-- Excerpted data start --

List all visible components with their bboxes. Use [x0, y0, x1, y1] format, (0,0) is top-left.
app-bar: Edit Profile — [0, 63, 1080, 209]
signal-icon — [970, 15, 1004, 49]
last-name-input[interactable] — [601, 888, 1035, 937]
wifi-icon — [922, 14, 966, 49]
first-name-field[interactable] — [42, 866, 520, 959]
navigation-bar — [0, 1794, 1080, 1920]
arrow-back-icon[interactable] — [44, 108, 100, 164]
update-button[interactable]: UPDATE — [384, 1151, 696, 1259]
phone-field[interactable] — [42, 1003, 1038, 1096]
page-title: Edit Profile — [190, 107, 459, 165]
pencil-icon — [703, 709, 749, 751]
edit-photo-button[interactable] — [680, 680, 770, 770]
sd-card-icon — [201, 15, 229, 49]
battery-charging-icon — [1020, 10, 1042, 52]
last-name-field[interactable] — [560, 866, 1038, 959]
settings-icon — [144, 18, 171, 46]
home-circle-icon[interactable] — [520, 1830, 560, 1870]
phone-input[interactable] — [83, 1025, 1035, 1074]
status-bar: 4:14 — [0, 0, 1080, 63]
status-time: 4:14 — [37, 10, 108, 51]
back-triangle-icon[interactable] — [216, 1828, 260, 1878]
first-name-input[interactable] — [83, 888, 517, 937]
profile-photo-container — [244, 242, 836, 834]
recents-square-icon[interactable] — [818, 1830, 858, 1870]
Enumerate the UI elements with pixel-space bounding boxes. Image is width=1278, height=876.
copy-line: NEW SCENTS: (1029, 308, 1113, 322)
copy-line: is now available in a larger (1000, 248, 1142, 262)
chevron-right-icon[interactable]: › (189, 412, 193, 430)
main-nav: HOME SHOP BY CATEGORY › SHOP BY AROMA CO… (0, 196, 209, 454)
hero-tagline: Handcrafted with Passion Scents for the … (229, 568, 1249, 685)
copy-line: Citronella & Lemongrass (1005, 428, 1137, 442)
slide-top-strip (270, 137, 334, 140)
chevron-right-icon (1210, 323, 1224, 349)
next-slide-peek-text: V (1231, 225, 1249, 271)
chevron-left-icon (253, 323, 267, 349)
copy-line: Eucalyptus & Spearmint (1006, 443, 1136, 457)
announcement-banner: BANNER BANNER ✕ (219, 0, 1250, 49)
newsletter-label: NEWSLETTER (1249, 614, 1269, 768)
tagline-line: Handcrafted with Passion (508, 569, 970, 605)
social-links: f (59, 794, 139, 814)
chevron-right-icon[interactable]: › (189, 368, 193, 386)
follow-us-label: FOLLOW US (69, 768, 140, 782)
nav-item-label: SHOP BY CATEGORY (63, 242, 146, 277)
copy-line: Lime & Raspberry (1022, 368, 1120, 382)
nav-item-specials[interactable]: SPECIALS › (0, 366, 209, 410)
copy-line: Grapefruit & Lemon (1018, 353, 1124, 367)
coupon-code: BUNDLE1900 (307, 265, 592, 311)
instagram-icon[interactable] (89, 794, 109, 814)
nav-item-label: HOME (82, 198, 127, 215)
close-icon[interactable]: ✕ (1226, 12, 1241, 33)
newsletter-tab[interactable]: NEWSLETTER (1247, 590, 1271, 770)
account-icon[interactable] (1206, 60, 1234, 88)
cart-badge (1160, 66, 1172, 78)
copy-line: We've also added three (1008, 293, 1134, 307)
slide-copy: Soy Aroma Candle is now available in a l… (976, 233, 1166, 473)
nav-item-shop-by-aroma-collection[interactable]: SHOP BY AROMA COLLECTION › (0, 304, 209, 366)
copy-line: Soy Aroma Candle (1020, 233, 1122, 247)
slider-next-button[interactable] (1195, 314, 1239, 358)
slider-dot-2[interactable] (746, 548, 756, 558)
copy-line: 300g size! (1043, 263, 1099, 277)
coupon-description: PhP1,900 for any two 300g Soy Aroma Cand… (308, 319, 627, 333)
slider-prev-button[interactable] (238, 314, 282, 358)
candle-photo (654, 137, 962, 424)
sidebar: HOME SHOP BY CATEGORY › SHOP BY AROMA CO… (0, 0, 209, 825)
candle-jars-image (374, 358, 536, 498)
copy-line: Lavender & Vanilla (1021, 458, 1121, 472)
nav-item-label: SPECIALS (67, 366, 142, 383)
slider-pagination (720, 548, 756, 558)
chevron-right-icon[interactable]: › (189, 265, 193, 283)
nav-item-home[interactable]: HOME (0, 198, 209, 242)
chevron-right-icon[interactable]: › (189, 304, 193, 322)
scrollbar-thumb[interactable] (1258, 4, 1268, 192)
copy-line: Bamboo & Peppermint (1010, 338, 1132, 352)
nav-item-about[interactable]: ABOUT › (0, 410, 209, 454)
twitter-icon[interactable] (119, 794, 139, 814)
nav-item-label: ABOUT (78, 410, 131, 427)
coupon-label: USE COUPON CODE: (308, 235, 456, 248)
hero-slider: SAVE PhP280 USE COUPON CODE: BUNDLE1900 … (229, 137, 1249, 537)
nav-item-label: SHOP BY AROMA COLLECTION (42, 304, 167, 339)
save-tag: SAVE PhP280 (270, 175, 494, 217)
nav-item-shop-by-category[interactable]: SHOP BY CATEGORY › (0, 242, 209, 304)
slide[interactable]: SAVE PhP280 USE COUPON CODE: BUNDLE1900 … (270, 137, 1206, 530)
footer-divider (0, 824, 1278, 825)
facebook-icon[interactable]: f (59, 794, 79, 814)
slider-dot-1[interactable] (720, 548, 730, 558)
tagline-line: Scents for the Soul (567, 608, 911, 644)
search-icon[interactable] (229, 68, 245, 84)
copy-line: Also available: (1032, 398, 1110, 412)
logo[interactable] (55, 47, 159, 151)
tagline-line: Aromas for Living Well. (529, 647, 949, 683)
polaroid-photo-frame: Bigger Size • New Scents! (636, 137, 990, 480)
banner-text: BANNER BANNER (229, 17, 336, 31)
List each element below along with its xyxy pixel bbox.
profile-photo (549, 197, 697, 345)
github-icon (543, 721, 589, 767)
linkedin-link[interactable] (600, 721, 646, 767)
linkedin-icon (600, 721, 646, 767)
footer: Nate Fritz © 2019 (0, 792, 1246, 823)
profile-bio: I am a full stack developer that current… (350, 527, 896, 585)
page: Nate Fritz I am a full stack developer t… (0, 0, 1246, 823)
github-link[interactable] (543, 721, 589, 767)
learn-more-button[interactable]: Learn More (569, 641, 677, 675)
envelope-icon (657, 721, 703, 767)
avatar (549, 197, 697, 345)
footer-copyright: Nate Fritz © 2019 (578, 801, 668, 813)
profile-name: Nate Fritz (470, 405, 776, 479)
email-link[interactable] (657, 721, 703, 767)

-- Excerpted data end --

_Requirements_:
Retype the entries above from the first line through the line containing "battery-charging-icon — [1020, 10, 1042, 52]", including that line.

_Answer to this task_:
List all visible components with their bboxes. Use [x0, y0, x1, y1] format, (0,0) is top-left.
app-bar: Edit Profile — [0, 63, 1080, 209]
signal-icon — [970, 15, 1004, 49]
last-name-input[interactable] — [601, 888, 1035, 937]
wifi-icon — [922, 14, 966, 49]
first-name-field[interactable] — [42, 866, 520, 959]
navigation-bar — [0, 1794, 1080, 1920]
arrow-back-icon[interactable] — [44, 108, 100, 164]
update-button[interactable]: UPDATE — [384, 1151, 696, 1259]
phone-field[interactable] — [42, 1003, 1038, 1096]
page-title: Edit Profile — [190, 107, 459, 165]
pencil-icon — [703, 709, 749, 751]
edit-photo-button[interactable] — [680, 680, 770, 770]
sd-card-icon — [201, 15, 229, 49]
battery-charging-icon — [1020, 10, 1042, 52]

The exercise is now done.